● **Exercise description**
Return every line below in which "subtitle" appears.

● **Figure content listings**
▬▬▬▬▬▬
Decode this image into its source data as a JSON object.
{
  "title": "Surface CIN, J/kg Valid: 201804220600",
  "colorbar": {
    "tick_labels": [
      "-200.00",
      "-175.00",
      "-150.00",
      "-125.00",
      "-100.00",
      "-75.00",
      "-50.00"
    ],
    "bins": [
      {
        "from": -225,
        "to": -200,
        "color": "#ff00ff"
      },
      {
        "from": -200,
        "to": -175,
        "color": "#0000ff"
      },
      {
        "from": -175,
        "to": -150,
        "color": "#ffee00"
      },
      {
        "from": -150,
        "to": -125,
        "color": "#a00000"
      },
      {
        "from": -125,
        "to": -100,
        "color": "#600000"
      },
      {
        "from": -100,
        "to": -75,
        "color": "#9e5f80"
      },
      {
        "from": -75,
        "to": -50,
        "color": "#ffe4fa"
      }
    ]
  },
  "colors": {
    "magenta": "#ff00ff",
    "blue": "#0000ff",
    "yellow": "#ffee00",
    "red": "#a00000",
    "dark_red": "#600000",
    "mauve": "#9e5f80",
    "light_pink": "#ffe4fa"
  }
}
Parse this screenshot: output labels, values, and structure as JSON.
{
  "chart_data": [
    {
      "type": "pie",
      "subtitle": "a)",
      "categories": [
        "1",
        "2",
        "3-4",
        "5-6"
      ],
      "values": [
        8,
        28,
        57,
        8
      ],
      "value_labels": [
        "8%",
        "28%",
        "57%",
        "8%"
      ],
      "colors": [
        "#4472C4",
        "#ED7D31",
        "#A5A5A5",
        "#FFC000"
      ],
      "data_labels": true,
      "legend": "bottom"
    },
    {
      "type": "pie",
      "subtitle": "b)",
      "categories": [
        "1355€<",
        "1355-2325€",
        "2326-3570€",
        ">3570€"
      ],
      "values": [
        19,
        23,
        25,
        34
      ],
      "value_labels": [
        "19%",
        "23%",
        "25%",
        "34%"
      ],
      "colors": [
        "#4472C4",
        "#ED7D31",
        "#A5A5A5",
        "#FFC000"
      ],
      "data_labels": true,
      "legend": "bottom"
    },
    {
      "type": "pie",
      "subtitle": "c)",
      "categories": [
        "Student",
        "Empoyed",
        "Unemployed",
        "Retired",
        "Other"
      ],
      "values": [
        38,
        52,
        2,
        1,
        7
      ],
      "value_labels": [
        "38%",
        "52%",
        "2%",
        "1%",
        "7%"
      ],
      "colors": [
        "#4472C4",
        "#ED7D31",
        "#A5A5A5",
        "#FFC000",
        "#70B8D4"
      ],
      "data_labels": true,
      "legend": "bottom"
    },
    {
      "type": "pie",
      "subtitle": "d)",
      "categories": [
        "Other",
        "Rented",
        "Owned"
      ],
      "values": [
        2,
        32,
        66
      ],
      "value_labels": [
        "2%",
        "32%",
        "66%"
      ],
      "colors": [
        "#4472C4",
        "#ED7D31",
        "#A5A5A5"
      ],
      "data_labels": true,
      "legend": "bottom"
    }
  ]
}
▬▬▬▬▬▬
● **Output of the exercise**
      "subtitle": "a)",
      "subtitle": "b)",
      "subtitle": "c)",
      "subtitle": "d)",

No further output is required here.